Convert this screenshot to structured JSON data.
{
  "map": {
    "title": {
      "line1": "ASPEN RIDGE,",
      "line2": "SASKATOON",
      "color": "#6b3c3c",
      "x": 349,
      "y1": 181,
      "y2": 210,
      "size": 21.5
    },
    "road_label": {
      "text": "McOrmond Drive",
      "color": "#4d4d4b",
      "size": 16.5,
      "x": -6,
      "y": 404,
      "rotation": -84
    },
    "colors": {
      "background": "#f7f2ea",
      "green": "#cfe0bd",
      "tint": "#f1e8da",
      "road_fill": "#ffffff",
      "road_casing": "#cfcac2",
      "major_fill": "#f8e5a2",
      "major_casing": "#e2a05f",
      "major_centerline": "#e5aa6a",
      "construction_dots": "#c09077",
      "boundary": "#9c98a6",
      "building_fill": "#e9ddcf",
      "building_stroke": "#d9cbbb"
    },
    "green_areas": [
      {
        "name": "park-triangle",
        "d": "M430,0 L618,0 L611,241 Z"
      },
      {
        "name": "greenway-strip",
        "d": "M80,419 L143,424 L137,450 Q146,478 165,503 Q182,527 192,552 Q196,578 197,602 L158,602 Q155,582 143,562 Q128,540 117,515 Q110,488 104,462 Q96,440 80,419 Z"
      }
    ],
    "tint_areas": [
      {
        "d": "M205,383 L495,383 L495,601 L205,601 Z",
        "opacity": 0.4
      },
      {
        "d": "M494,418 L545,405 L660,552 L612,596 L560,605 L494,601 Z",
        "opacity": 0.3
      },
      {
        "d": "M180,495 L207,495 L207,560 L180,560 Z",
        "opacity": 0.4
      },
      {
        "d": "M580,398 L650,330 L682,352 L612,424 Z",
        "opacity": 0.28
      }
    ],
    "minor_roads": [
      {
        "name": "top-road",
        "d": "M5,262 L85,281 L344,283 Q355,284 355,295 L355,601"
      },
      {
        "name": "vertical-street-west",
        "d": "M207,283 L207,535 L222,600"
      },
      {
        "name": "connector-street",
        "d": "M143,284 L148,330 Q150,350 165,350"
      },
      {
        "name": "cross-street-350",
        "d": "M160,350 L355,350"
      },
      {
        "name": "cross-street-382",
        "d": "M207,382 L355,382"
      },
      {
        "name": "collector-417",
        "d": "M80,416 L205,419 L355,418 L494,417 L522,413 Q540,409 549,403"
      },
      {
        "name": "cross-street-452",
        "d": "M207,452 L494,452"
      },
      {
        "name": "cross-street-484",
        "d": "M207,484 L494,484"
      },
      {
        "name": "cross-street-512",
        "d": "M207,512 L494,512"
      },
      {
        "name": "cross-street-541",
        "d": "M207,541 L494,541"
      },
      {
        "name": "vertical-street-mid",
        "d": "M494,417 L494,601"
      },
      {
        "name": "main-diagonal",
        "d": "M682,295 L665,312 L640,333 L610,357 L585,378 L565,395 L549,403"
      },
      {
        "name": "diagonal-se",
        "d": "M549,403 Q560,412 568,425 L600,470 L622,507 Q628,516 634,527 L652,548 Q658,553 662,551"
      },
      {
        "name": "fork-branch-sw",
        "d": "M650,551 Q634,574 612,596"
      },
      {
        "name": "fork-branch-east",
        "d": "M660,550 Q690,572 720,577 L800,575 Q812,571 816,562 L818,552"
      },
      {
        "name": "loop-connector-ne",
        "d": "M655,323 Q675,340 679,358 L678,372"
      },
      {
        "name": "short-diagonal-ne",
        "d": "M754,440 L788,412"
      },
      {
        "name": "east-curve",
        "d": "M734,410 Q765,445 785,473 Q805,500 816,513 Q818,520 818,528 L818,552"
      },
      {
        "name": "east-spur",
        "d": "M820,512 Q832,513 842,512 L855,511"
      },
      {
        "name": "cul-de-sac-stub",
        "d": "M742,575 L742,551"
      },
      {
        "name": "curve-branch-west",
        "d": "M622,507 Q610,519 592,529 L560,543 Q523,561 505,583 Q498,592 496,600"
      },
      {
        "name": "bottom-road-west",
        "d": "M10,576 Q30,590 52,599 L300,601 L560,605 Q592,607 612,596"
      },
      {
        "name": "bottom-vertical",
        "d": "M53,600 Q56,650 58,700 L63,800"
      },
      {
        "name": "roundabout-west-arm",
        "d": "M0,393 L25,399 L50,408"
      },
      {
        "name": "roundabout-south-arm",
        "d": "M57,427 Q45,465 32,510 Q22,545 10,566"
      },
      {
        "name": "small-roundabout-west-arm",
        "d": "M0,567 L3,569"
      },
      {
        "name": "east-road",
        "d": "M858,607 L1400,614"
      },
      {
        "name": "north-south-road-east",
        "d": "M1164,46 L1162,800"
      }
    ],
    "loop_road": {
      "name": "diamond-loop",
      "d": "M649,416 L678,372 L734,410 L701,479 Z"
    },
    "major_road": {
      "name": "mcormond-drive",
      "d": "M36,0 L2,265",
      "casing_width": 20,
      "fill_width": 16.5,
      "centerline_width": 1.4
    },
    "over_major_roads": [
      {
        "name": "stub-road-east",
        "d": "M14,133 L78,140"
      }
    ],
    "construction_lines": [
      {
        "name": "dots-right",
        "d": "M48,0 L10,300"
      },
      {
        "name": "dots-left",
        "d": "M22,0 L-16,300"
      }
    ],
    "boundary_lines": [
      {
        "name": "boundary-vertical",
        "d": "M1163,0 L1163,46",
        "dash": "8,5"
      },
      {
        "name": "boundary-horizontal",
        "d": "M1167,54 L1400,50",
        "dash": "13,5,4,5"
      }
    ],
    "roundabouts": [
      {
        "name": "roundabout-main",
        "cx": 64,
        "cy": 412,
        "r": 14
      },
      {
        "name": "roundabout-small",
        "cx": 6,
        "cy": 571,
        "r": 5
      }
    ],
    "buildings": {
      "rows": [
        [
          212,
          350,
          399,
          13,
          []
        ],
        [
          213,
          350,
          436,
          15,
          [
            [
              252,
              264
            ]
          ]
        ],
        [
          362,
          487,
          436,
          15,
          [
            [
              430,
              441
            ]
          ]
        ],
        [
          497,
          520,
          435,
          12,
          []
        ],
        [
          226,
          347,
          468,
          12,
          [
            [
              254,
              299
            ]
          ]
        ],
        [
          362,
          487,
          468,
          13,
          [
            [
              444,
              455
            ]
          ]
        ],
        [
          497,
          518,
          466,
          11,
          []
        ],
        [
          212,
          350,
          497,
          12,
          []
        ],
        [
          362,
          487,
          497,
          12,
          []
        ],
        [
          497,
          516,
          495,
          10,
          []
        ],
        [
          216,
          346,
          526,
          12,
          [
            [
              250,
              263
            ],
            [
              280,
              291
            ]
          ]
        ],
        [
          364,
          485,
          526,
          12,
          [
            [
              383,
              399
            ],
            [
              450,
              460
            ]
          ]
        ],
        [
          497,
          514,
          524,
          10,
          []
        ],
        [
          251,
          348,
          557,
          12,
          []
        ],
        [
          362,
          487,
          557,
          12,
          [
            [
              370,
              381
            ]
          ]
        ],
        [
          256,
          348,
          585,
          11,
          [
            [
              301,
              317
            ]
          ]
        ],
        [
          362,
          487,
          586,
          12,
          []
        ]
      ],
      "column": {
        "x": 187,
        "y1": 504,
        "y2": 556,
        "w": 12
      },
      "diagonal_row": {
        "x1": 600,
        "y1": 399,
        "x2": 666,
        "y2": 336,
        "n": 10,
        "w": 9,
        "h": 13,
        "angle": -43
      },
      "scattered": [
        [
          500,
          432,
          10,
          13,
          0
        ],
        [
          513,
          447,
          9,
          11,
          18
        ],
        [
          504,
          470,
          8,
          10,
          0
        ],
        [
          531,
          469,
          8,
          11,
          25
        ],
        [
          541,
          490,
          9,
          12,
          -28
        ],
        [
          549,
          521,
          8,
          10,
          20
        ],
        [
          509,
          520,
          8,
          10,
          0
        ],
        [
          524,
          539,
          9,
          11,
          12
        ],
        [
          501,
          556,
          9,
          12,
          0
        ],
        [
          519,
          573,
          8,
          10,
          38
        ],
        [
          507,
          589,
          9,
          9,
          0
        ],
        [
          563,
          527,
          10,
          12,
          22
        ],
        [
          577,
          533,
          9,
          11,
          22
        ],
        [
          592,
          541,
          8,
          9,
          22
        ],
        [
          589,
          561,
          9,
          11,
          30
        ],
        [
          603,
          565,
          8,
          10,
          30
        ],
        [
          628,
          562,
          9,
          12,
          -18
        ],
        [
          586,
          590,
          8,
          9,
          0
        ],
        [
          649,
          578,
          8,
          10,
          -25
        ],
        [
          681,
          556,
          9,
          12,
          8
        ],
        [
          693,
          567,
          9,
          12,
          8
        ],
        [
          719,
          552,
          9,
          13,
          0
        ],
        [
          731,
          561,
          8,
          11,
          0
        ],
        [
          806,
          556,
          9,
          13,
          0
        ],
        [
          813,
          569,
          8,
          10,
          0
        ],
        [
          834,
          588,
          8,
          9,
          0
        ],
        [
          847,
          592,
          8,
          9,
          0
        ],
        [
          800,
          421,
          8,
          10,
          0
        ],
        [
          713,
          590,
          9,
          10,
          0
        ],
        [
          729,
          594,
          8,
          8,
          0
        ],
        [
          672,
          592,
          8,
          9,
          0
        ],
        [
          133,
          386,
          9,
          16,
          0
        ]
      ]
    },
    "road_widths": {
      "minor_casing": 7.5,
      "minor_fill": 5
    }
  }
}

+===+

**Description of the task**
Return the lines of the records that include the string "connector".

**Written response**
        "name": "connector-street",
        "name": "loop-connector-ne",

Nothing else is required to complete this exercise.